------ Items

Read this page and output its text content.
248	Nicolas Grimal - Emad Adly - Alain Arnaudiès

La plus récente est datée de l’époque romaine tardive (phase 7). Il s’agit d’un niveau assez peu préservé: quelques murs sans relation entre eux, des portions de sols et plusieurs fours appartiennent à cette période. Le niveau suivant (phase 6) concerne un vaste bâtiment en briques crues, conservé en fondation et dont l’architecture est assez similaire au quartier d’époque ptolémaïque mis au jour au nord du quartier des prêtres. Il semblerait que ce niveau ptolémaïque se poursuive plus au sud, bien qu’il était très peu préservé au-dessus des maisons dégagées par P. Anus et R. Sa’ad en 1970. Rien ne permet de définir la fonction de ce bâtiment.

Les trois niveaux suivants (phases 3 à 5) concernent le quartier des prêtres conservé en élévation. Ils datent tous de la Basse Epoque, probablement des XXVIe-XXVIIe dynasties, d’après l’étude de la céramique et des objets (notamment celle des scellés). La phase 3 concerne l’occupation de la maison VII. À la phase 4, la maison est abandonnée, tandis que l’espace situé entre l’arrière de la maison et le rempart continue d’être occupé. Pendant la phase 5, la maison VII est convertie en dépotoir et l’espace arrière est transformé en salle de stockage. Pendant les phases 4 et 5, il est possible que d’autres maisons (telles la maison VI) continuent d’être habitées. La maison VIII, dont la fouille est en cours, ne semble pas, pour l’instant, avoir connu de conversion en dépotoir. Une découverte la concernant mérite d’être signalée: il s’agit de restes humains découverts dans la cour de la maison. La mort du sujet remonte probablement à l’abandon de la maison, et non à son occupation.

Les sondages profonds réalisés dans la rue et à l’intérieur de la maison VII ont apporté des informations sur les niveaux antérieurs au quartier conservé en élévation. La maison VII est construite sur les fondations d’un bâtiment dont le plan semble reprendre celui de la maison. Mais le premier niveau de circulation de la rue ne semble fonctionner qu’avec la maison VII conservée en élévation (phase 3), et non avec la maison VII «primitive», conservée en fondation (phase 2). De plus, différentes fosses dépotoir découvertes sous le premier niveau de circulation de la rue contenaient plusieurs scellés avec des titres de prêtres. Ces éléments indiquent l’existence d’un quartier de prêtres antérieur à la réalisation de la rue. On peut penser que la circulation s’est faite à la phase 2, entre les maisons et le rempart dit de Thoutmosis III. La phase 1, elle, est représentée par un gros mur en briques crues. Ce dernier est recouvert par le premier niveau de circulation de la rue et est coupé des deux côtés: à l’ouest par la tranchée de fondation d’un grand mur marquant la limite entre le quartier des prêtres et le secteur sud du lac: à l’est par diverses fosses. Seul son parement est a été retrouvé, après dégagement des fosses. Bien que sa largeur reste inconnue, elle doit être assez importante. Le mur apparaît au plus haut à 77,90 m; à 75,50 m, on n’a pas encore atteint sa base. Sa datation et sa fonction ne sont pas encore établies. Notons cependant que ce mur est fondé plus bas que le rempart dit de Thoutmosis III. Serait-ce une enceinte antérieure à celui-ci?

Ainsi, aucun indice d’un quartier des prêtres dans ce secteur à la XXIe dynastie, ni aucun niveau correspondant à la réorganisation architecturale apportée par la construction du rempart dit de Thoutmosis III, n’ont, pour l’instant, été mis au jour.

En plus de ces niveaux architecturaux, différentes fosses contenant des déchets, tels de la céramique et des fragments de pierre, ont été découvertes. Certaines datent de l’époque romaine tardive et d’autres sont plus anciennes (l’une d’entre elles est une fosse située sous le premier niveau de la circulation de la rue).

------------

• **Task goal**: Retype the listing. Match it exactly.

• **Output**:
Read this page and output its text content.
248	Nicolas Grimal - Emad Adly - Alain Arnaudiès

La plus récente est datée de l’époque romaine tardive (phase 7). Il s’agit d’un niveau assez peu préservé: quelques murs sans relation entre eux, des portions de sols et plusieurs fours appartiennent à cette période. Le niveau suivant (phase 6) concerne un vaste bâtiment en briques crues, conservé en fondation et dont l’architecture est assez similaire au quartier d’époque ptolémaïque mis au jour au nord du quartier des prêtres. Il semblerait que ce niveau ptolémaïque se poursuive plus au sud, bien qu’il était très peu préservé au-dessus des maisons dégagées par P. Anus et R. Sa’ad en 1970. Rien ne permet de définir la fonction de ce bâtiment.

Les trois niveaux suivants (phases 3 à 5) concernent le quartier des prêtres conservé en élévation. Ils datent tous de la Basse Epoque, probablement des XXVIe-XXVIIe dynasties, d’après l’étude de la céramique et des objets (notamment celle des scellés). La phase 3 concerne l’occupation de la maison VII. À la phase 4, la maison est abandonnée, tandis que l’espace situé entre l’arrière de la maison et le rempart continue d’être occupé. Pendant la phase 5, la maison VII est convertie en dépotoir et l’espace arrière est transformé en salle de stockage. Pendant les phases 4 et 5, il est possible que d’autres maisons (telles la maison VI) continuent d’être habitées. La maison VIII, dont la fouille est en cours, ne semble pas, pour l’instant, avoir connu de conversion en dépotoir. Une découverte la concernant mérite d’être signalée: il s’agit de restes humains découverts dans la cour de la maison. La mort du sujet remonte probablement à l’abandon de la maison, et non à son occupation.

Les sondages profonds réalisés dans la rue et à l’intérieur de la maison VII ont apporté des informations sur les niveaux antérieurs au quartier conservé en élévation. La maison VII est construite sur les fondations d’un bâtiment dont le plan semble reprendre celui de la maison. Mais le premier niveau de circulation de la rue ne semble fonctionner qu’avec la maison VII conservée en élévation (phase 3), et non avec la maison VII «primitive», conservée en fondation (phase 2). De plus, différentes fosses dépotoir découvertes sous le premier niveau de circulation de la rue contenaient plusieurs scellés avec des titres de prêtres. Ces éléments indiquent l’existence d’un quartier de prêtres antérieur à la réalisation de la rue. On peut penser que la circulation s’est faite à la phase 2, entre les maisons et le rempart dit de Thoutmosis III. La phase 1, elle, est représentée par un gros mur en briques crues. Ce dernier est recouvert par le premier niveau de circulation de la rue et est coupé des deux côtés: à l’ouest par la tranchée de fondation d’un grand mur marquant la limite entre le quartier des prêtres et le secteur sud du lac: à l’est par diverses fosses. Seul son parement est a été retrouvé, après dégagement des fosses. Bien que sa largeur reste inconnue, elle doit être assez importante. Le mur apparaît au plus haut à 77,90 m; à 75,50 m, on n’a pas encore atteint sa base. Sa datation et sa fonction ne sont pas encore établies. Notons cependant que ce mur est fondé plus bas que le rempart dit de Thoutmosis III. Serait-ce une enceinte antérieure à celui-ci?

Ainsi, aucun indice d’un quartier des prêtres dans ce secteur à la XXIe dynastie, ni aucun niveau correspondant à la réorganisation architecturale apportée par la construction du rempart dit de Thoutmosis III, n’ont, pour l’instant, été mis au jour.

En plus de ces niveaux architecturaux, différentes fosses contenant des déchets, tels de la céramique et des fragments de pierre, ont été découvertes. Certaines datent de l’époque romaine tardive et d’autres sont plus anciennes (l’une d’entre elles est une fosse située sous le premier niveau de la circulation de la rue).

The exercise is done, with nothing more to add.